→ What is expected: Determine how many lines contain the string "bright". Reply with that figure and nothing else.

○ ○ ○ ○

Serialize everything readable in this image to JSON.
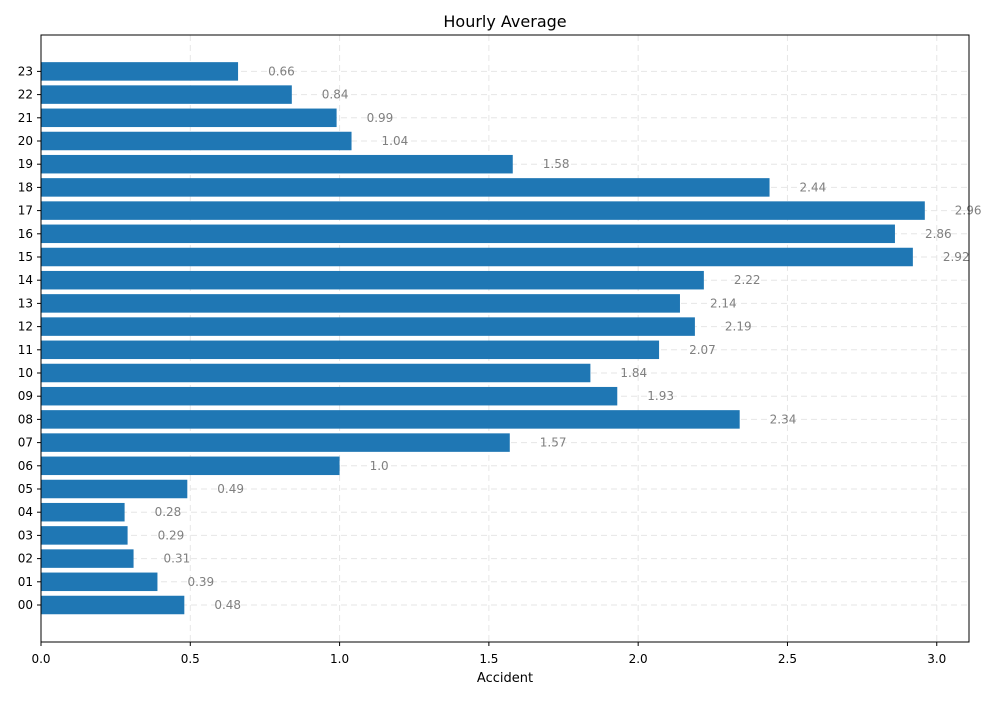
{
  "chart_data": {
    "type": "bar",
    "orientation": "horizontal",
    "title": "Hourly Average",
    "xlabel": "Accident",
    "ylabel": "",
    "categories": [
      "00",
      "01",
      "02",
      "03",
      "04",
      "05",
      "06",
      "07",
      "08",
      "09",
      "10",
      "11",
      "12",
      "13",
      "14",
      "15",
      "16",
      "17",
      "18",
      "19",
      "20",
      "21",
      "22",
      "23"
    ],
    "values": [
      0.48,
      0.39,
      0.31,
      0.29,
      0.28,
      0.49,
      1.0,
      1.57,
      2.34,
      1.93,
      1.84,
      2.07,
      2.19,
      2.14,
      2.22,
      2.92,
      2.86,
      2.96,
      2.44,
      1.58,
      1.04,
      0.99,
      0.84,
      0.66
    ],
    "data_labels": [
      "0.48",
      "0.39",
      "0.31",
      "0.29",
      "0.28",
      "0.49",
      "1.0",
      "1.57",
      "2.34",
      "1.93",
      "1.84",
      "2.07",
      "2.19",
      "2.14",
      "2.22",
      "2.92",
      "2.86",
      "2.96",
      "2.44",
      "1.58",
      "1.04",
      "0.99",
      "0.84",
      "0.66"
    ],
    "xlim": [
      0,
      3.108
    ],
    "xticks": [
      0.0,
      0.5,
      1.0,
      1.5,
      2.0,
      2.5,
      3.0
    ],
    "xtick_labels": [
      "0.0",
      "0.5",
      "1.0",
      "1.5",
      "2.0",
      "2.5",
      "3.0"
    ],
    "grid": true,
    "legend": "none",
    "colors": {
      "bar": "#1f77b4",
      "data_label": "#808080",
      "grid": "#e6e6e6",
      "axes": "#000000"
    }
  }
}
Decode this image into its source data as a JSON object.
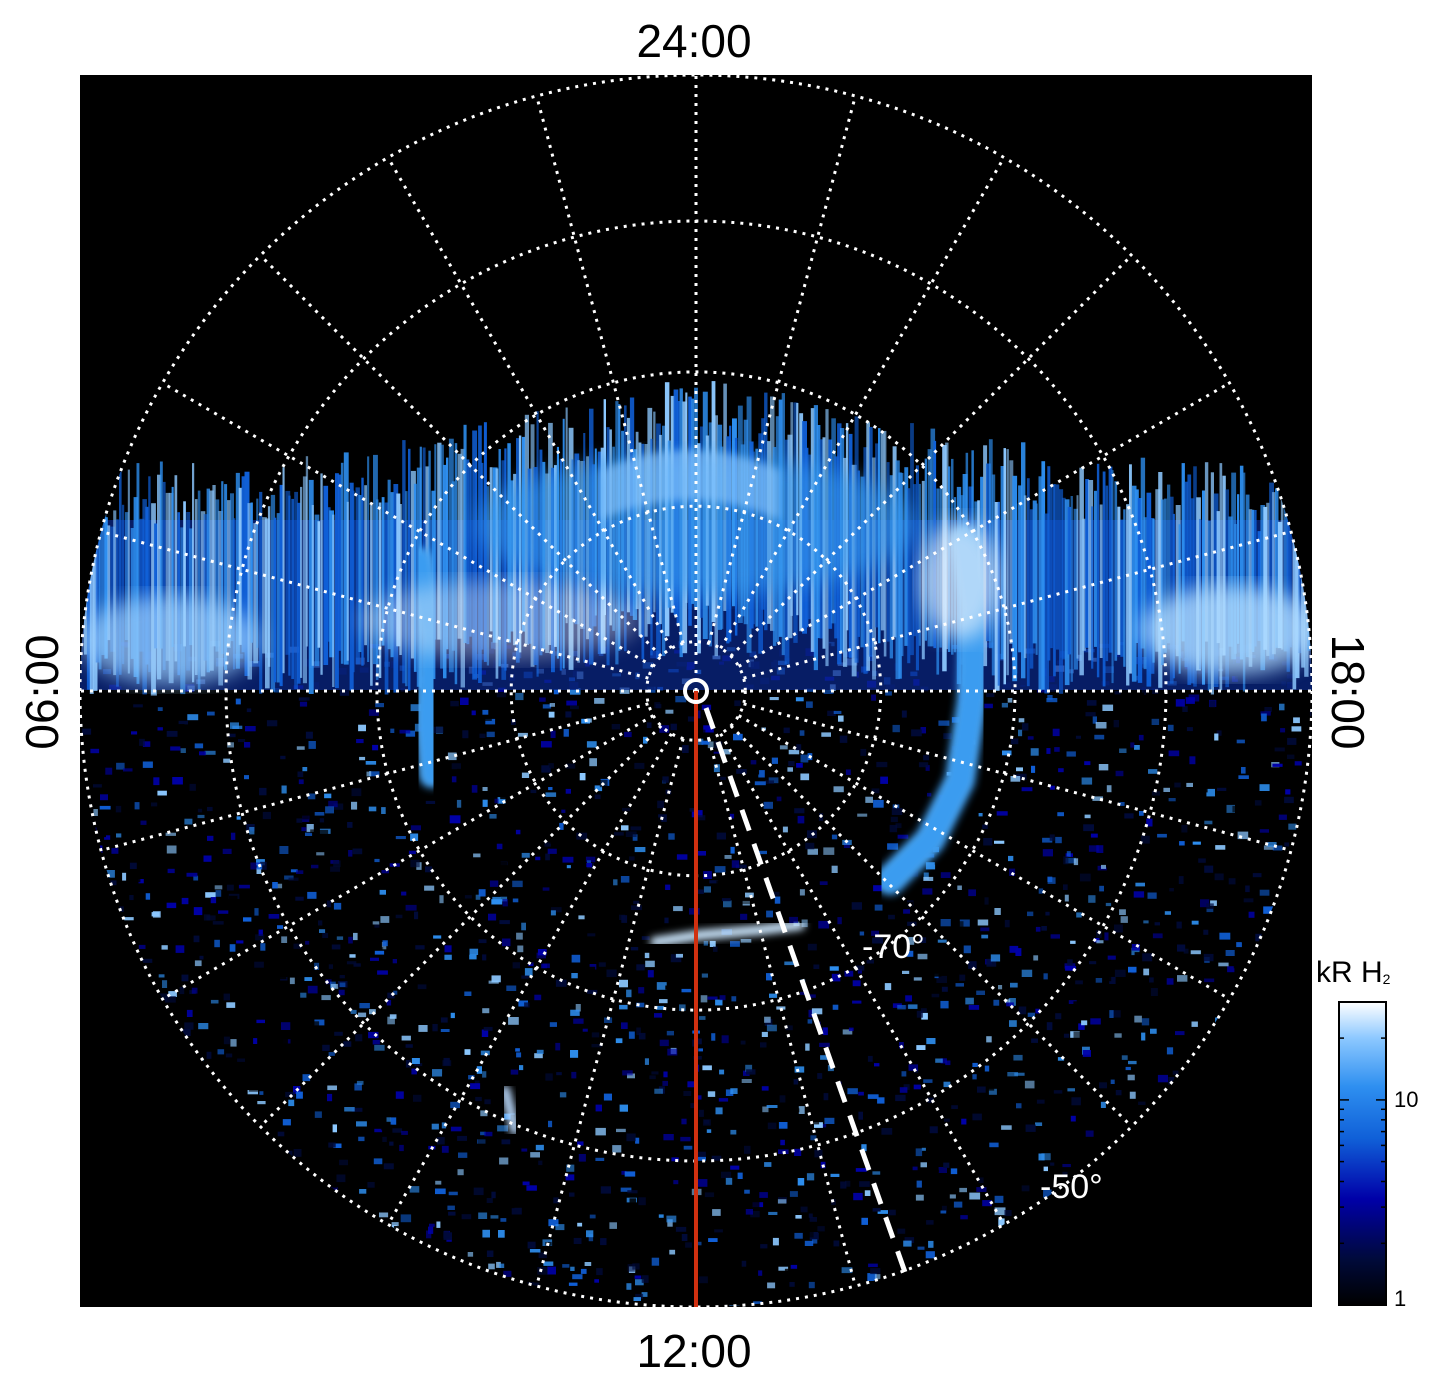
{
  "chart_data": {
    "type": "heatmap",
    "projection": "polar (south pole view)",
    "local_time_labels": {
      "top": "24:00",
      "bottom": "12:00",
      "left": "06:00",
      "right": "18:00"
    },
    "latitude_labels": [
      "-70°",
      "-50°"
    ],
    "colorbar": {
      "title": "kR H",
      "title_subscript": "2",
      "scale": "log",
      "range": [
        1,
        30
      ],
      "ticks": [
        "10",
        "1"
      ],
      "colors": [
        "#000000",
        "#000a3a",
        "#0000a8",
        "#1060d8",
        "#2e8ff0",
        "#8cc8ff",
        "#ffffff"
      ]
    },
    "features": [
      {
        "name": "main auroral oval",
        "intensity_kR": 10
      },
      {
        "name": "dawn-side bright arc",
        "intensity_kR": 20
      },
      {
        "name": "dusk-side bright arc",
        "intensity_kR": 25
      }
    ],
    "grid": true,
    "meridian_line_color": "#d03010"
  }
}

○ ○ ○ ○

→ Final result: 2